§ **Stated problem**
Report how many lines contain the word "dollars", with no other text.

>>

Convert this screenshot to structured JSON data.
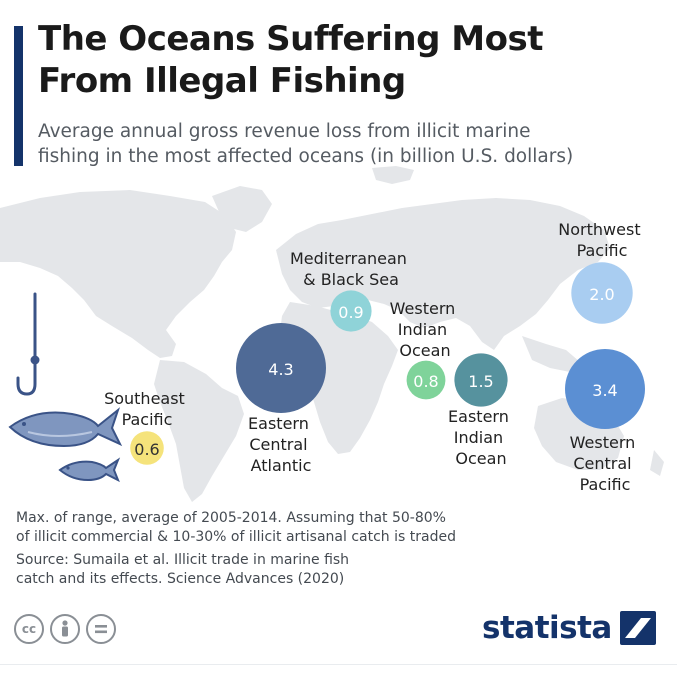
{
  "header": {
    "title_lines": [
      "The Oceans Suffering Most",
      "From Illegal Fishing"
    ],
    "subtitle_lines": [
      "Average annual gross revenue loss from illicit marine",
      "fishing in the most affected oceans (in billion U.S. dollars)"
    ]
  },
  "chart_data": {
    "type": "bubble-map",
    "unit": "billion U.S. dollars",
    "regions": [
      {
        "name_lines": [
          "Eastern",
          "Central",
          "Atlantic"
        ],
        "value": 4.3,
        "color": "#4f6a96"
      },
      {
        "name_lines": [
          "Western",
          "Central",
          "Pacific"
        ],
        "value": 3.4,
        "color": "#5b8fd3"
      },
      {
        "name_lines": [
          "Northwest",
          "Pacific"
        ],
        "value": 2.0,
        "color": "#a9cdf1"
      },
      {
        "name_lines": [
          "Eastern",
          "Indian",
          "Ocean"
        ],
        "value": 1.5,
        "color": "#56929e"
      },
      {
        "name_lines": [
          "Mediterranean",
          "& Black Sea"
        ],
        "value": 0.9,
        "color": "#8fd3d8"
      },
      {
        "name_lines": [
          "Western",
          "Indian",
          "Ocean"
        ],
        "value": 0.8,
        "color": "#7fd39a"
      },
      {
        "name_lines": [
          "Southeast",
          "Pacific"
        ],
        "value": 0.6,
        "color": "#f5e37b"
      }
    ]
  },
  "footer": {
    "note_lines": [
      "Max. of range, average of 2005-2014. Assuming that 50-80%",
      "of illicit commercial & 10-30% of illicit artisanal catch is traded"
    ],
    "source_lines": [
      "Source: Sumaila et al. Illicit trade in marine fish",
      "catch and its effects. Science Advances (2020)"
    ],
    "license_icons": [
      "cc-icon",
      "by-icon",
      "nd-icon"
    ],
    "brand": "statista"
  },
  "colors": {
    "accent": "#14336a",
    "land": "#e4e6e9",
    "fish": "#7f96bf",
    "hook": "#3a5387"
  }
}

<<

§ **Written answer**
2